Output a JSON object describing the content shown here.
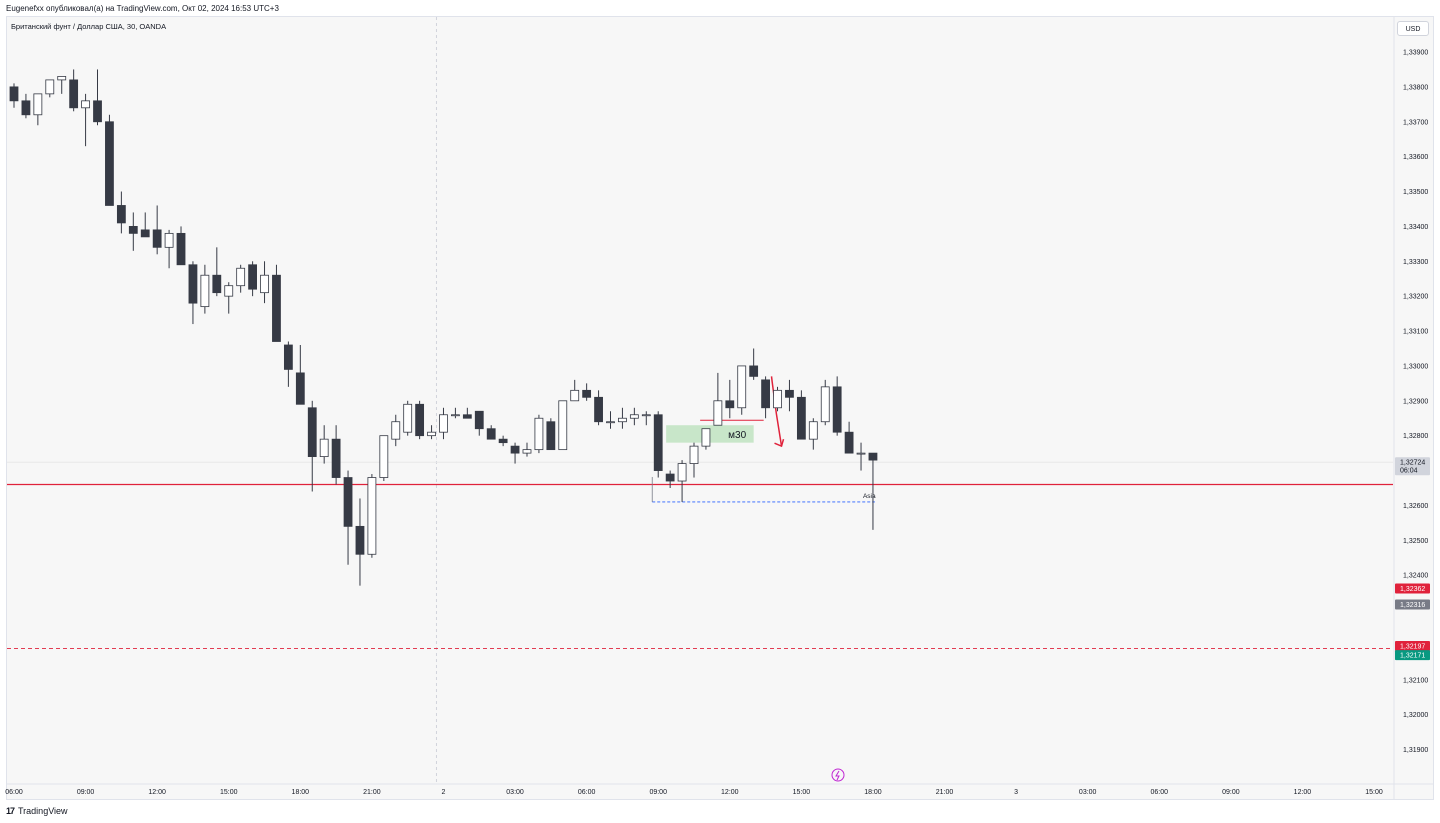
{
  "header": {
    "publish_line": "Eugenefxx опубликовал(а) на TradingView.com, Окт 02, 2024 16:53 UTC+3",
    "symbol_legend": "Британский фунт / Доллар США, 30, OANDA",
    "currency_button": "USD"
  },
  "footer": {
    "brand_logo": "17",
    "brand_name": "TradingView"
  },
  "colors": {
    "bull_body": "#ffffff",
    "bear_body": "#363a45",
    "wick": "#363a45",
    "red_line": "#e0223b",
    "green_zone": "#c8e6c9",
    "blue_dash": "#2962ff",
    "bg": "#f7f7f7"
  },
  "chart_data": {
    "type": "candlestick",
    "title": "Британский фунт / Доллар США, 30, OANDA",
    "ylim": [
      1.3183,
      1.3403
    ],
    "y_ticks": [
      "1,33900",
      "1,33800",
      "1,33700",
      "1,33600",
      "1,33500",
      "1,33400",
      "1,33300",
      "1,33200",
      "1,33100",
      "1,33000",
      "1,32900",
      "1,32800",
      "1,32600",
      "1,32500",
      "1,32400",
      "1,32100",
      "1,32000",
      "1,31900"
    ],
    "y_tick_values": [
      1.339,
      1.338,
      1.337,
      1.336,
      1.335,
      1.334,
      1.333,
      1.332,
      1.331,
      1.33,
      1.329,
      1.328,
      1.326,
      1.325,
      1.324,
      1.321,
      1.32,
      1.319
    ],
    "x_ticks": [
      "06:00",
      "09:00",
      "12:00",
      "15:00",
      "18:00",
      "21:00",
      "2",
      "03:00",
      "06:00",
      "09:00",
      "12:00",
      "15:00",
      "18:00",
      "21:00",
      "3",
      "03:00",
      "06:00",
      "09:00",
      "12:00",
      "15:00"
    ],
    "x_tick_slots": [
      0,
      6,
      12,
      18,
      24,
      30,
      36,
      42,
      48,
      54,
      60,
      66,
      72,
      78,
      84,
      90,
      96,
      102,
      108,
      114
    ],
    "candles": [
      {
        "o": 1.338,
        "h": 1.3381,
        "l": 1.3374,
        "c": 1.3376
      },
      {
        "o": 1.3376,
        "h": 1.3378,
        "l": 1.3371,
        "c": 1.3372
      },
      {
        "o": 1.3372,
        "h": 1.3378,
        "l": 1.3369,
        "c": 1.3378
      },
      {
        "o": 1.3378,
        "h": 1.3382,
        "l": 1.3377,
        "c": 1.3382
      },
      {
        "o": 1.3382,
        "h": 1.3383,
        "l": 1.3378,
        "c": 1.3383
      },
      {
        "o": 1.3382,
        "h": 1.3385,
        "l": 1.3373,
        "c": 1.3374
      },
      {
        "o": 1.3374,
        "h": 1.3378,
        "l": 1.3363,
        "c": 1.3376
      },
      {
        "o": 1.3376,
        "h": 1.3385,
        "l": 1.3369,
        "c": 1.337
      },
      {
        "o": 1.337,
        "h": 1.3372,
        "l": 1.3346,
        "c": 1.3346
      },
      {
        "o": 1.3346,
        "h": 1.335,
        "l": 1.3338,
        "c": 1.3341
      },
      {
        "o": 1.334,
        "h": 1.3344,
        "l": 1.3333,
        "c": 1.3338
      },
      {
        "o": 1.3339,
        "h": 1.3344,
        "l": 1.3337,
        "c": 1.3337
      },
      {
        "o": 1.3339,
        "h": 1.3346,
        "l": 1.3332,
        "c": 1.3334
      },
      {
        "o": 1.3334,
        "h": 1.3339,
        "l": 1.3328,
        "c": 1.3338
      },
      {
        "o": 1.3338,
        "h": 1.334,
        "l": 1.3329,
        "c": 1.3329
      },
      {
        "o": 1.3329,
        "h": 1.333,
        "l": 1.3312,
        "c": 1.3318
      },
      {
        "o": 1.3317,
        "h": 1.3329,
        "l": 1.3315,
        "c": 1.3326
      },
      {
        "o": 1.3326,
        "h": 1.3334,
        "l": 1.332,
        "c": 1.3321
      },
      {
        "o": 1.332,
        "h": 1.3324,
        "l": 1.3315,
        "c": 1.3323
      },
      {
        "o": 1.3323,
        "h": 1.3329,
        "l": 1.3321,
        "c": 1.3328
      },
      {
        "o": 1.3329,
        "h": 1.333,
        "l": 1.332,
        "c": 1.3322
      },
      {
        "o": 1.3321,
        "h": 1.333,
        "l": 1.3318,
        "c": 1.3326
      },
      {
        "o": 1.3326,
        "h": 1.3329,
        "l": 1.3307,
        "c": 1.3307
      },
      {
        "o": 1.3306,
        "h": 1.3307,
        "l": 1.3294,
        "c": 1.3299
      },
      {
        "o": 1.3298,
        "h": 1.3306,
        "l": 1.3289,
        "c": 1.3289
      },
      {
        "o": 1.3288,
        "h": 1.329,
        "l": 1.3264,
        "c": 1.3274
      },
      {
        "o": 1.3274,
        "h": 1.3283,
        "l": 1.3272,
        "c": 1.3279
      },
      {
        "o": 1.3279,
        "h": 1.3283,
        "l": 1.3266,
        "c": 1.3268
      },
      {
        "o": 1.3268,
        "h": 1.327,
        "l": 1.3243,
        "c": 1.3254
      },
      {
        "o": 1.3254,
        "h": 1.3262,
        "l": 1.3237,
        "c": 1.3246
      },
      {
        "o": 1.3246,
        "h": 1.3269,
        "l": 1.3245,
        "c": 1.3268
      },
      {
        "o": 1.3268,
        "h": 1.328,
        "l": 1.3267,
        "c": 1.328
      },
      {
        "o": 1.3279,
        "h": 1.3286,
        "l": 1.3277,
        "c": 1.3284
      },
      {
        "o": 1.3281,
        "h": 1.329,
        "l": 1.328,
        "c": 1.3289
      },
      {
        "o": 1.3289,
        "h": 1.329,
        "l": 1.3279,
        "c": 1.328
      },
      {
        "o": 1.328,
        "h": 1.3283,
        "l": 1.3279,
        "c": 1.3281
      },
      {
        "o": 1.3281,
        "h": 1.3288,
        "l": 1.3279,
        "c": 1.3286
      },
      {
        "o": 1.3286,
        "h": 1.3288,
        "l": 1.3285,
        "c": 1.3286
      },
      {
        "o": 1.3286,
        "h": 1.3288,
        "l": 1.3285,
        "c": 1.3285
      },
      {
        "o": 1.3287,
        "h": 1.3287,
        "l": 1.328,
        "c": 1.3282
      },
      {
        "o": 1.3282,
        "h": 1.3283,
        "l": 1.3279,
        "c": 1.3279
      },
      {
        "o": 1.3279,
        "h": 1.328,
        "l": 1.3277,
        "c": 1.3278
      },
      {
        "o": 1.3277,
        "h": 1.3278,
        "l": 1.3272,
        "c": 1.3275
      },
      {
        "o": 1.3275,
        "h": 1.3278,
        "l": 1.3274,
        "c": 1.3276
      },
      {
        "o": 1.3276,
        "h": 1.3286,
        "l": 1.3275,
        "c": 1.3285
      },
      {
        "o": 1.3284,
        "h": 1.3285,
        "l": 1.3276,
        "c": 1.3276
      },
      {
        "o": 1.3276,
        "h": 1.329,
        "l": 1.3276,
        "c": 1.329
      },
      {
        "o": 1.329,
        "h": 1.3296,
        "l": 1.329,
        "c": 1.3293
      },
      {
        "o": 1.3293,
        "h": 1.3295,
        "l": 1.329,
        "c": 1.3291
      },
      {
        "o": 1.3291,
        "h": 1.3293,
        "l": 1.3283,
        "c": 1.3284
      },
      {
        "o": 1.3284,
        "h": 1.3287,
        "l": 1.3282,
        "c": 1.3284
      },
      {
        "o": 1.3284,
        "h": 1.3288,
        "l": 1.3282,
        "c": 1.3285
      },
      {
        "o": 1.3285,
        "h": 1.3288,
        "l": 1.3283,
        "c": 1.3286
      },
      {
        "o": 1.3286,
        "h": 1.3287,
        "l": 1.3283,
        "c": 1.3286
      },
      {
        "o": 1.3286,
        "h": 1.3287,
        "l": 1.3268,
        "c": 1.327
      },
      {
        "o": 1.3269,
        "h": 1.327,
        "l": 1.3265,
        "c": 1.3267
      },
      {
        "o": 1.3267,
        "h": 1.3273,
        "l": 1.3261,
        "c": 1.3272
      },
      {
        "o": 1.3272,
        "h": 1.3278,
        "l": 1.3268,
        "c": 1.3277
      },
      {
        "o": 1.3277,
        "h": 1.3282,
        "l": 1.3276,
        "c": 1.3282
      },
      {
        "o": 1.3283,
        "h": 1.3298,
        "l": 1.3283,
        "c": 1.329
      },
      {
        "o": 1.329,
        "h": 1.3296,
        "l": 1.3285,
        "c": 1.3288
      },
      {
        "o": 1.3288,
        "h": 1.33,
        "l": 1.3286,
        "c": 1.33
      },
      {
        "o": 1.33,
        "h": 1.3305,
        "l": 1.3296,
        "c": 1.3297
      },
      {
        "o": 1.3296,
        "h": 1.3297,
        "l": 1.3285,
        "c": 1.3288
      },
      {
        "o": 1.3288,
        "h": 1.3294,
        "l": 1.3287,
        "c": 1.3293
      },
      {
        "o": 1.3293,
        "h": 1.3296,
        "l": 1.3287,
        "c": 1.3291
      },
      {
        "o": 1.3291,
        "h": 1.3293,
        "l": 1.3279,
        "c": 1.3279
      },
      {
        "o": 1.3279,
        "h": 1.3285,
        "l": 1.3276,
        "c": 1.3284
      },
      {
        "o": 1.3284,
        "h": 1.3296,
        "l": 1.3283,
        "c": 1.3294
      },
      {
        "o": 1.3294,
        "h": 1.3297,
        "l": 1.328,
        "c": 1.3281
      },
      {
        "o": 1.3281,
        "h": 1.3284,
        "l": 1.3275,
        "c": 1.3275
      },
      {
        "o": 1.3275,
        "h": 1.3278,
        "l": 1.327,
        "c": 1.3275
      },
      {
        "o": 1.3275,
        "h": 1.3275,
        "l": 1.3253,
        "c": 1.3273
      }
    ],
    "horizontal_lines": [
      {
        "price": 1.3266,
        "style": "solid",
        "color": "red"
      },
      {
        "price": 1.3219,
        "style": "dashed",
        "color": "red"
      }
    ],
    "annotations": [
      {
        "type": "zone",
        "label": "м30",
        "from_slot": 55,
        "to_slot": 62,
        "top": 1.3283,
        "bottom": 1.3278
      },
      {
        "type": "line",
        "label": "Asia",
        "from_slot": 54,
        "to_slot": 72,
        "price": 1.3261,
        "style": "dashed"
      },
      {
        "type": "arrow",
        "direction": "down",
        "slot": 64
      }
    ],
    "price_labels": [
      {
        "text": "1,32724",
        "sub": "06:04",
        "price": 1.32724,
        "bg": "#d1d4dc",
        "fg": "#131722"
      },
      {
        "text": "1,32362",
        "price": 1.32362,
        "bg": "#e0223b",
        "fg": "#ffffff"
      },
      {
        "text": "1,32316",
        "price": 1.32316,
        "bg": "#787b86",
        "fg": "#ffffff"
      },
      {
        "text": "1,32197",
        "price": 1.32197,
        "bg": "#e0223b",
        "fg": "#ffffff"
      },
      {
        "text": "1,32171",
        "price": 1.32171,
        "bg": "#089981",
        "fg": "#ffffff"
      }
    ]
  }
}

────────────────

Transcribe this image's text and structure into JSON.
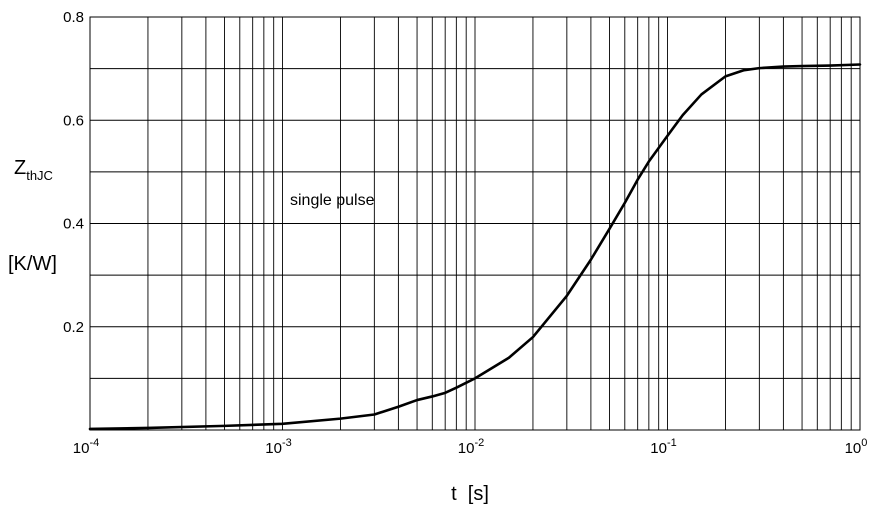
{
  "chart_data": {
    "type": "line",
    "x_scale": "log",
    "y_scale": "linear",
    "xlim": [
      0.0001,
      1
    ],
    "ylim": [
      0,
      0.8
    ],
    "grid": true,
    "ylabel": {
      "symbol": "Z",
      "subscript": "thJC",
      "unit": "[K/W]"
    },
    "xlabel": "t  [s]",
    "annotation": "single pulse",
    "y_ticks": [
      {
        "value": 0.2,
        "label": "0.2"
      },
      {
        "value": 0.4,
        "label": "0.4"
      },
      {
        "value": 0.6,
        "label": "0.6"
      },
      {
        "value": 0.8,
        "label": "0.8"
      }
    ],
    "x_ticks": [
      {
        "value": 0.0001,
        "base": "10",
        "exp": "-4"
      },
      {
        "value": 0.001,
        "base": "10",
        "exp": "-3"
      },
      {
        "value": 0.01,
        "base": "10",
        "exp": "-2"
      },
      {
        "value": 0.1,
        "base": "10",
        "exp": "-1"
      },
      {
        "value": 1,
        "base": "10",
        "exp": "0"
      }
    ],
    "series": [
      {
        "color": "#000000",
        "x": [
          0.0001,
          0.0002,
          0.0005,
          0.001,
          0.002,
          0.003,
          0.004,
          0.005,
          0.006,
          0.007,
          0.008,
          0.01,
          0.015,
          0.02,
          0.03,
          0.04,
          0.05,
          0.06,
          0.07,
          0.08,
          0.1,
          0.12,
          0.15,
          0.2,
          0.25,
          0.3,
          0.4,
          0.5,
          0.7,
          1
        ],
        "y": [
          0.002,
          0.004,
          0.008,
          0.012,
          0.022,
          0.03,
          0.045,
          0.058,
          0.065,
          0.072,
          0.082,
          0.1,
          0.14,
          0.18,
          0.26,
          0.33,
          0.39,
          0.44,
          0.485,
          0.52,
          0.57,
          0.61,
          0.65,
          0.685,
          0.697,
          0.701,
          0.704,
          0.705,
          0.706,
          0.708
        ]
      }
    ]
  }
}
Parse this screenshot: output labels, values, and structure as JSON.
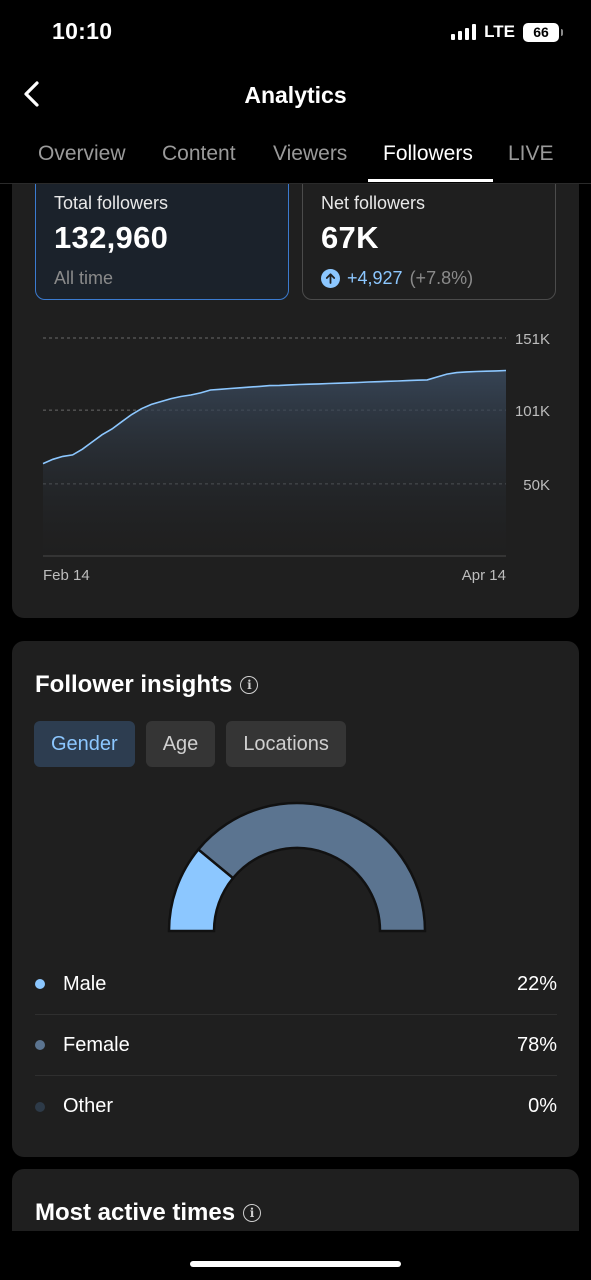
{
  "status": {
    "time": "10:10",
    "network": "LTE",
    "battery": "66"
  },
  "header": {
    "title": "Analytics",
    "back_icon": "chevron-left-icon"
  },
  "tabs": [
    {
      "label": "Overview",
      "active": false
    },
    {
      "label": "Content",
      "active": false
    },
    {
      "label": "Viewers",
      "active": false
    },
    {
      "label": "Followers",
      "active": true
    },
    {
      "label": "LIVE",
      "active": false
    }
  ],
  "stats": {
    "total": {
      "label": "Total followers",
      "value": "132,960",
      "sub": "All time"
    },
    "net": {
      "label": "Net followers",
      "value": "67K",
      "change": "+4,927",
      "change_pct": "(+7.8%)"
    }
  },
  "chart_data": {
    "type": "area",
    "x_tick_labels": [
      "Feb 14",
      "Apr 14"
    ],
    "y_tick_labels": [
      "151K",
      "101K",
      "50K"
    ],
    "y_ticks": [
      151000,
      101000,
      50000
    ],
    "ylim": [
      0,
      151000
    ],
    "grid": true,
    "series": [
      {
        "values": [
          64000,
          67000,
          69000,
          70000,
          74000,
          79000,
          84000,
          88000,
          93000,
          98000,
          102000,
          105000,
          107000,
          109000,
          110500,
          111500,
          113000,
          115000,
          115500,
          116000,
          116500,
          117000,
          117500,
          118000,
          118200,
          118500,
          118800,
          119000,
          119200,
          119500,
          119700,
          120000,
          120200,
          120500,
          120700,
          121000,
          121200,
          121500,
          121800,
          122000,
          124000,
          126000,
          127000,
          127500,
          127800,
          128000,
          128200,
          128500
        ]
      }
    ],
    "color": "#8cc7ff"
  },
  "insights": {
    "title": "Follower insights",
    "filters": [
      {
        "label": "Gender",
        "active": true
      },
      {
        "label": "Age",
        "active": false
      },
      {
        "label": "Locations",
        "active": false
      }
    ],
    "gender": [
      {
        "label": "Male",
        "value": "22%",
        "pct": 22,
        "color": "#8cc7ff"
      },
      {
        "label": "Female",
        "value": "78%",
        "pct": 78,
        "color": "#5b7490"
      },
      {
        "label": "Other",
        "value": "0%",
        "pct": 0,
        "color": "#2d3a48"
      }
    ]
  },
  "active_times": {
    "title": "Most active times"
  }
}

────────────────

** To do **
Gather each line in these records that contains the string "this".

** Reply **
Transcribe this image's text and structure into JSON.
Parse this screenshot: output labels, values, and structure as JSON.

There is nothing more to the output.